● REQUEST: Read the entries below and pull out each line with the string "title".

-- begin LISTED RECORDS --

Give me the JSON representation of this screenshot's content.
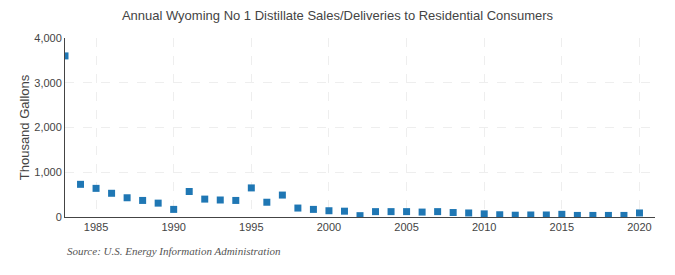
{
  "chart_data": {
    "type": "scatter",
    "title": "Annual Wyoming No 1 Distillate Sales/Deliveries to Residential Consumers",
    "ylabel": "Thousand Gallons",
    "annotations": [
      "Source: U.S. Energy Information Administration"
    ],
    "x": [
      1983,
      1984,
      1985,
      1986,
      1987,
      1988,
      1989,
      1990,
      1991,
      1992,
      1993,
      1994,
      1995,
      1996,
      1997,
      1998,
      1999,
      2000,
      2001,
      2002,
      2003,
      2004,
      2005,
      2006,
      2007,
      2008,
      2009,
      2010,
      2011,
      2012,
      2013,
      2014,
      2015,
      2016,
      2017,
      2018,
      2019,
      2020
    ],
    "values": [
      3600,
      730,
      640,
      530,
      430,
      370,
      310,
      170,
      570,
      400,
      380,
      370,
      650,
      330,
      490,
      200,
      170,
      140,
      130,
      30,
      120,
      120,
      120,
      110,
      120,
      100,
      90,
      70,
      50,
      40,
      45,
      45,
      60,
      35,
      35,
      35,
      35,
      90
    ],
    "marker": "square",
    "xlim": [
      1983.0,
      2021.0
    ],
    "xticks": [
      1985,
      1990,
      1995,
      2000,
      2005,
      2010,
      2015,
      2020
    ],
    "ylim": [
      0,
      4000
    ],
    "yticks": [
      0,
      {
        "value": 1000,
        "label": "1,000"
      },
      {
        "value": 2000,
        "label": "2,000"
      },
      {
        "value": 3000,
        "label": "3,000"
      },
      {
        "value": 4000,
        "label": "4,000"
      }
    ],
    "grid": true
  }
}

-- end LISTED RECORDS --
-- begin LISTED RECORDS --

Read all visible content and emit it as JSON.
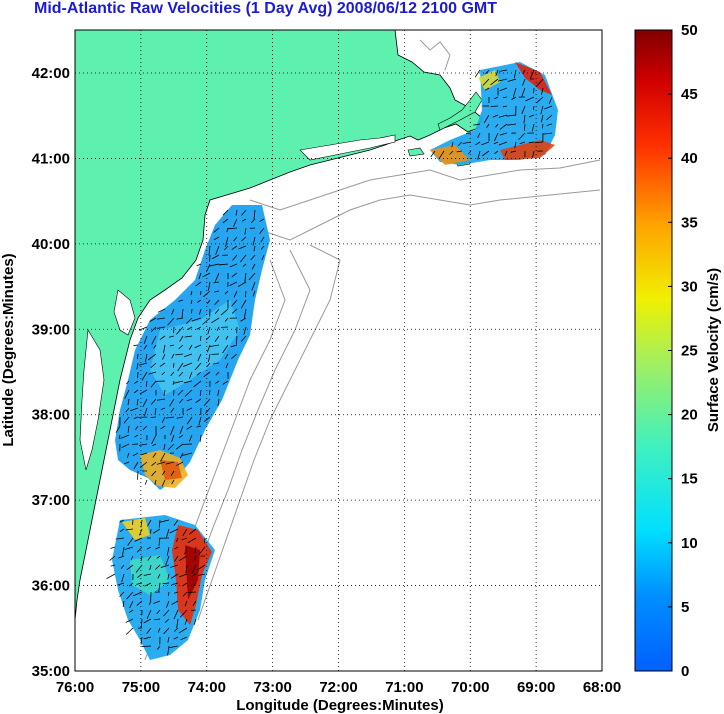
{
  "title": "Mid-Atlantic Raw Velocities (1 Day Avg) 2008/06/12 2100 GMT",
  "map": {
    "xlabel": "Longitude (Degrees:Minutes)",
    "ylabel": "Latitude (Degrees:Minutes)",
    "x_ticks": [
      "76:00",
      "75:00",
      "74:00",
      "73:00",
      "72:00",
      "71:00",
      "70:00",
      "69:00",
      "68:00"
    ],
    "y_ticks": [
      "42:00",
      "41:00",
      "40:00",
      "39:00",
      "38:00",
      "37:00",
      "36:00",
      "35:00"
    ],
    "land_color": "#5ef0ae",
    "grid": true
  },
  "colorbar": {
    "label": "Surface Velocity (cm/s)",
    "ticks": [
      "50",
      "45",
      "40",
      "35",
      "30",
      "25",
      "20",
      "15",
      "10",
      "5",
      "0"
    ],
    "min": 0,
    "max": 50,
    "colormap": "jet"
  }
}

-- end LISTED RECORDS --

● WRITTEN SOLUTION:
    "title": "Annual Wyoming No 1 Distillate Sales/Deliveries to Residential Consumers",
  "title": "Mid-Atlantic Raw Velocities (1 Day Avg) 2008/06/12 2100 GMT",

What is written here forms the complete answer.